— Exercise prompt —
Copy every line of the following data that includes the string "handle".

Collected data entries:

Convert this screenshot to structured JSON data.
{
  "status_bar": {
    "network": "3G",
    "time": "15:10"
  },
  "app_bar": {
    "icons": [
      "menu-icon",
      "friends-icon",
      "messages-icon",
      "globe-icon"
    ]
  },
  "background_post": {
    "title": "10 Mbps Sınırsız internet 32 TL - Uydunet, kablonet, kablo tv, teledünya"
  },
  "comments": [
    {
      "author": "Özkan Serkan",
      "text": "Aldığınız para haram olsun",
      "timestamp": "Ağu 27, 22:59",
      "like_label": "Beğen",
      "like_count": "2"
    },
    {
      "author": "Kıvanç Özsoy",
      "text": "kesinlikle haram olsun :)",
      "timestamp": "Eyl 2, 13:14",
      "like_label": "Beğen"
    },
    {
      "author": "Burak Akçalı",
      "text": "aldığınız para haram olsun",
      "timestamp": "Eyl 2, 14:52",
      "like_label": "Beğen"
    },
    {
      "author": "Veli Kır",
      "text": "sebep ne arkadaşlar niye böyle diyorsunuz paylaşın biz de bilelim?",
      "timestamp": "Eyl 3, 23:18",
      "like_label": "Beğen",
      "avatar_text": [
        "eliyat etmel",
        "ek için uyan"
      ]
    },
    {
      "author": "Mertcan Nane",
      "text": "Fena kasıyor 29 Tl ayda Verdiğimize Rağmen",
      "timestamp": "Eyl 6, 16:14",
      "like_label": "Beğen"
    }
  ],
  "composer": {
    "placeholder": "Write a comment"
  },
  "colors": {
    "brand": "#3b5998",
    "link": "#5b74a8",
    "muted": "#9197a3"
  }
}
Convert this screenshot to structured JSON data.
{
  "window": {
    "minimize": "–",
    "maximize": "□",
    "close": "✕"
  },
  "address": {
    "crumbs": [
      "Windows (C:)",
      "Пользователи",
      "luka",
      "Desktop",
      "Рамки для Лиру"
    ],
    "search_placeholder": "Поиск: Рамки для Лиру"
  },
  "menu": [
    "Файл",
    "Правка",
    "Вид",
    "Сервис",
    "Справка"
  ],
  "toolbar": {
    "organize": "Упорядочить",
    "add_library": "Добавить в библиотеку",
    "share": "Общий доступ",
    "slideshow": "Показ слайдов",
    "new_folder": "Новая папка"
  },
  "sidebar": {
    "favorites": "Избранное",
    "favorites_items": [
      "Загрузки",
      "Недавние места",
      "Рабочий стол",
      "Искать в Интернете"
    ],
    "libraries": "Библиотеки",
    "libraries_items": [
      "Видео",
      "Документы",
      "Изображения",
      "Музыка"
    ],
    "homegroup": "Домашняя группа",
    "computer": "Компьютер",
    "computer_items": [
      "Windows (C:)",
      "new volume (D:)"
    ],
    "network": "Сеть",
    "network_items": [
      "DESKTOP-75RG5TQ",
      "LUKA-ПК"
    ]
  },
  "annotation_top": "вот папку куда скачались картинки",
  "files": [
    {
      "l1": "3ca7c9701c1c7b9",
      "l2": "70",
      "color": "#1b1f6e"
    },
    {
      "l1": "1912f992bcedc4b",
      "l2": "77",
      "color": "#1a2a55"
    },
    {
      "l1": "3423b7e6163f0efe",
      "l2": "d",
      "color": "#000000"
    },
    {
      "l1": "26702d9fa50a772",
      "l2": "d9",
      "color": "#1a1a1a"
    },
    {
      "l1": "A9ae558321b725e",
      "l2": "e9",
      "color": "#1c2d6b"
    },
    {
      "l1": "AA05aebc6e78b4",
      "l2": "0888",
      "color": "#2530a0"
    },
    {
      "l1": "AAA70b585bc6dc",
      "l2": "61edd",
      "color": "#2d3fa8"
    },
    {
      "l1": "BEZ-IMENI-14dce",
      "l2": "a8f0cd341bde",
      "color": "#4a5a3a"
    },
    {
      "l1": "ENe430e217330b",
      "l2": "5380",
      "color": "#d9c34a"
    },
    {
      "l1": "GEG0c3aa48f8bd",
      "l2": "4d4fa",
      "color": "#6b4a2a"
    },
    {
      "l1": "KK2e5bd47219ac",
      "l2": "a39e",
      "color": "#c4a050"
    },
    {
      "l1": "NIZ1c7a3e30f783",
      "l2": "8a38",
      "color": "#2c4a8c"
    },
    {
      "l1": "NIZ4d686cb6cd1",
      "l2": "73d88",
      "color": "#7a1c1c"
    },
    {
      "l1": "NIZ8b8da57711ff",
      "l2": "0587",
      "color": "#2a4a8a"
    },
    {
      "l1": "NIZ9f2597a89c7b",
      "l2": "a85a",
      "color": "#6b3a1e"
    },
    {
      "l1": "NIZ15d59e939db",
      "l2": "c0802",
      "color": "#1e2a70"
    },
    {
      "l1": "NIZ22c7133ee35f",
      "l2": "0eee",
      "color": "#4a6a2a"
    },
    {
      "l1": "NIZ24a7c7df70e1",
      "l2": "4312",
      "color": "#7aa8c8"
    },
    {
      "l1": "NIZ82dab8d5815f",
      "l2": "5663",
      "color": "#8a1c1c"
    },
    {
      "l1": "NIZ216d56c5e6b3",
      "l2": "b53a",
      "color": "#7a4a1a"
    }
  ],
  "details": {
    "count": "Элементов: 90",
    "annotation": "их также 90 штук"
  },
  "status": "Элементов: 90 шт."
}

...

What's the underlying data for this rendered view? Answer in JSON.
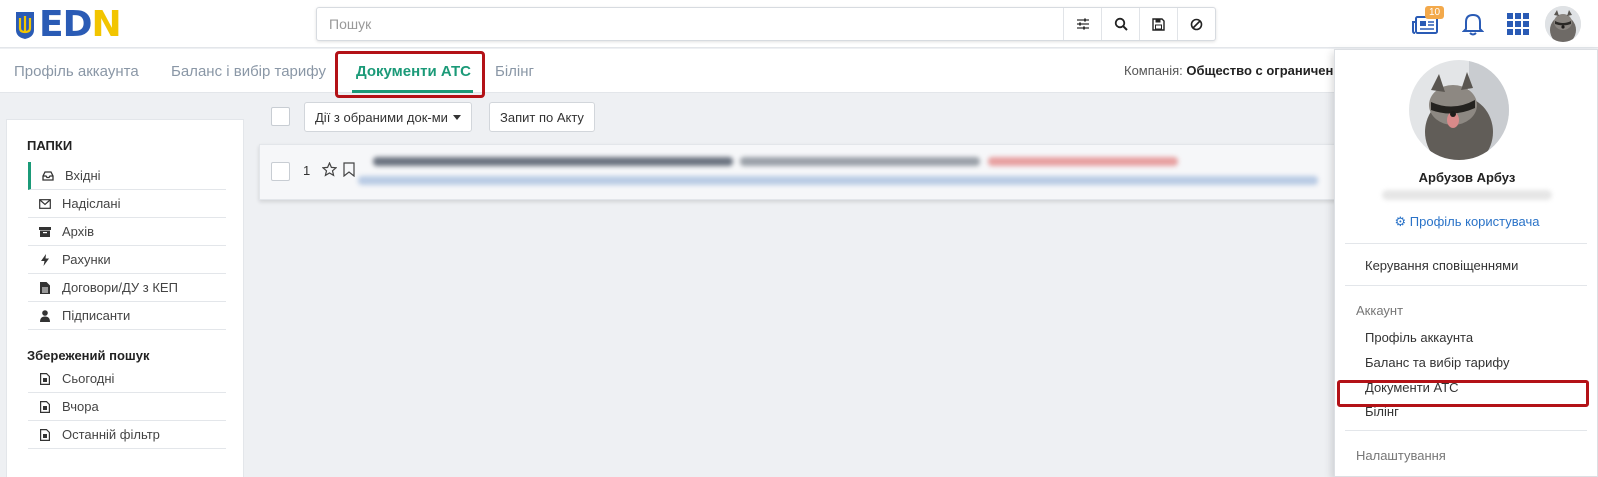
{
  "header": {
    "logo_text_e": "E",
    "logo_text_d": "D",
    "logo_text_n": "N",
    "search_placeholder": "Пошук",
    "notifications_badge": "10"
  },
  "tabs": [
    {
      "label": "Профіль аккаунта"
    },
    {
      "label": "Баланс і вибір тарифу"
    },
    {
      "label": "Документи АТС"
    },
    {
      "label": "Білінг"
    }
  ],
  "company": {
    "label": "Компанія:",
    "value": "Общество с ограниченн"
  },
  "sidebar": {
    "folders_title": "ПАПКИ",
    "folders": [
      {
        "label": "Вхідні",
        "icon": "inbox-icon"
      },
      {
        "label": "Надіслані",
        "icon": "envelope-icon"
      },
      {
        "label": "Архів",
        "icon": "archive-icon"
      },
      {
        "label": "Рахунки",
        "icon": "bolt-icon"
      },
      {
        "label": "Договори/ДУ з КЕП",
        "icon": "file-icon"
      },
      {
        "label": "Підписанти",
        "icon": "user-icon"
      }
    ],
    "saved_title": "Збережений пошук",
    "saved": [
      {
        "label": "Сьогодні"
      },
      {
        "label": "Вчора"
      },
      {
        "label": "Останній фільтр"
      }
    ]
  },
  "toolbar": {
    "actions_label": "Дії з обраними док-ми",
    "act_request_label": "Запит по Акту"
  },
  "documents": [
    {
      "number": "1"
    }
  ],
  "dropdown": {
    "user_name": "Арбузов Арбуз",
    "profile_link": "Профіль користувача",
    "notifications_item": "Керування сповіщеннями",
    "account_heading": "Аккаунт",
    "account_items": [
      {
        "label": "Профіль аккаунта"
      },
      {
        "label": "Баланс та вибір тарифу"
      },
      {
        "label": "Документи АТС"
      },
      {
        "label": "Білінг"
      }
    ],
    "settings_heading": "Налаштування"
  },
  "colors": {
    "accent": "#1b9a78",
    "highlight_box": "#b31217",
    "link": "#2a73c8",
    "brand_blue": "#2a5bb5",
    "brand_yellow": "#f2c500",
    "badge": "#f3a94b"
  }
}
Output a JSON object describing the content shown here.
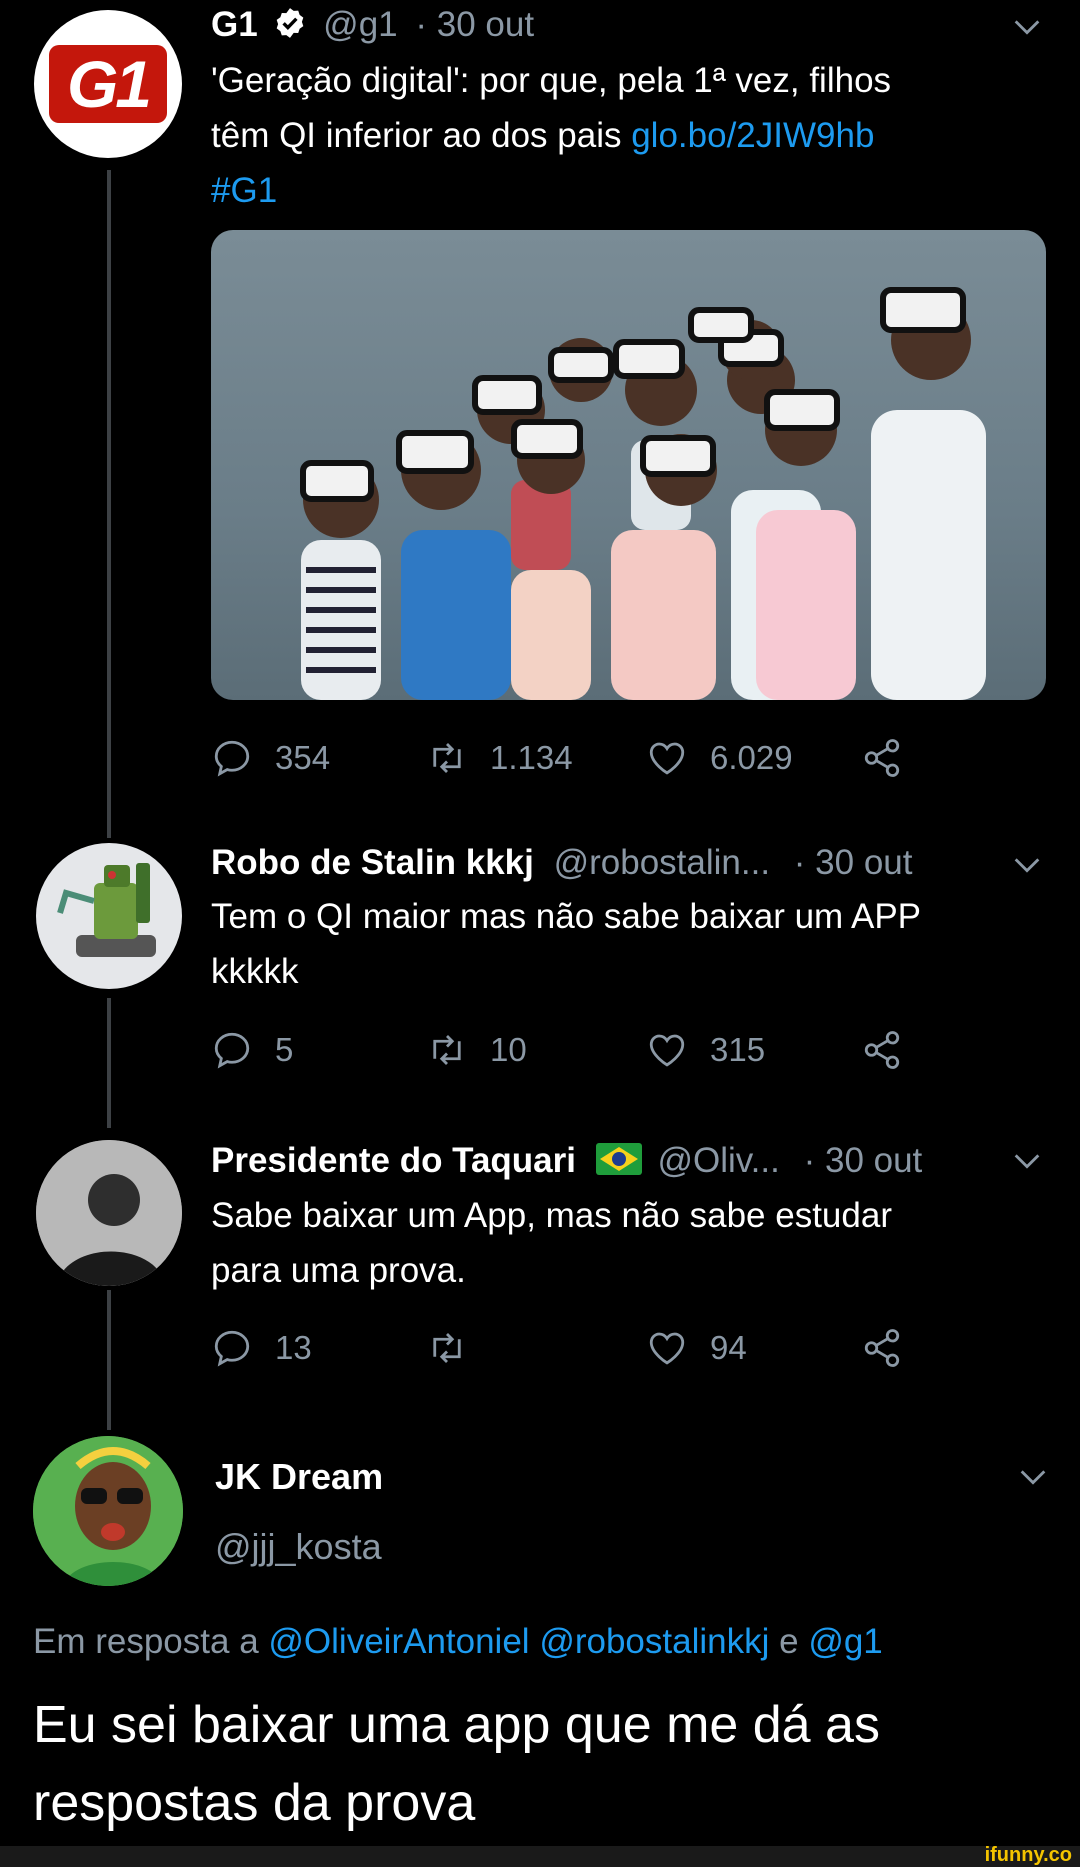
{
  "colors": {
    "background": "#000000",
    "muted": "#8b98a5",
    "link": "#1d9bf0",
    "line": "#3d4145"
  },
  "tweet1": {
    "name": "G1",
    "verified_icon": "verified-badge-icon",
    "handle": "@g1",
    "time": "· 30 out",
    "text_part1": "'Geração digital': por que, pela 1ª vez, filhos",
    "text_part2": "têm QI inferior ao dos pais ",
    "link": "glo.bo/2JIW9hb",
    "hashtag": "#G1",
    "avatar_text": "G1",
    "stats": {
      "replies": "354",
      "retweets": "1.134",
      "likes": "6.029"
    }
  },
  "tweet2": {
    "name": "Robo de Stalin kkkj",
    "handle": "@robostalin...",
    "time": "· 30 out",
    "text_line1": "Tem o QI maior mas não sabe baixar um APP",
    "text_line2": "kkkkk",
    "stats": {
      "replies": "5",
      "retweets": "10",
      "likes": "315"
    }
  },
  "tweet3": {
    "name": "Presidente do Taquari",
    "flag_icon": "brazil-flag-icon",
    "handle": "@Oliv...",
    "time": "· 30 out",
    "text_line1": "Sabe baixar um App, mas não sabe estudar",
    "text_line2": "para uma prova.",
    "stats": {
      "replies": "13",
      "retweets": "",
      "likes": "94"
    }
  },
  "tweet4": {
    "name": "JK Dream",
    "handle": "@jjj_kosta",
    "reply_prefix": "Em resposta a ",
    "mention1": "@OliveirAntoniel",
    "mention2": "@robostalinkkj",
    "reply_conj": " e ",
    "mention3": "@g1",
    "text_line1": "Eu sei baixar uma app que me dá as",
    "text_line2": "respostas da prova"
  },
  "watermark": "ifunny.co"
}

---

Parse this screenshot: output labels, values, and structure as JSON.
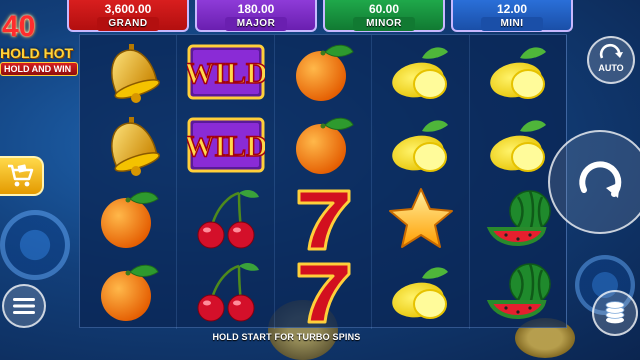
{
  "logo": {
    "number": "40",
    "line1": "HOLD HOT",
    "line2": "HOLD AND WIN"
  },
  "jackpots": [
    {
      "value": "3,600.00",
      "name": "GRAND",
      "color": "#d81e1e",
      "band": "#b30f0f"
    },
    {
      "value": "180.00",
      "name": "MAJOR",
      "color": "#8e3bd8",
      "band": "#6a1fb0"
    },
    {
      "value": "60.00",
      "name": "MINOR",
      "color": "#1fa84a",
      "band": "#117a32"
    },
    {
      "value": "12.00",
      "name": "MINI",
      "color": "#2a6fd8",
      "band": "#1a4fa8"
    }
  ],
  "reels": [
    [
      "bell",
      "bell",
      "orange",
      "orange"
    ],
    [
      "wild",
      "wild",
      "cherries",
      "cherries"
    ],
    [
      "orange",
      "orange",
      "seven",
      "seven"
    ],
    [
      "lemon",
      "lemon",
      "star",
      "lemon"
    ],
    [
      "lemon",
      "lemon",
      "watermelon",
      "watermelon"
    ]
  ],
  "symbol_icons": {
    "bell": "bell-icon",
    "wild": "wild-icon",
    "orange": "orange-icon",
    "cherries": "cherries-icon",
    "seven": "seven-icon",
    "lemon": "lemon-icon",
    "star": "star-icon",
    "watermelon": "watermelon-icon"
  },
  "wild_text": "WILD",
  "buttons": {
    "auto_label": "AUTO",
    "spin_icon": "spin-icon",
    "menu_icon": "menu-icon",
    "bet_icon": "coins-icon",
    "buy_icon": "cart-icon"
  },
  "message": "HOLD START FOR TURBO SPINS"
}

— Output of the exercise —
    "handle": "@g1",
    "handle": "@robostalin...",
    "handle": "@Oliv...",
    "handle": "@jjj_kosta",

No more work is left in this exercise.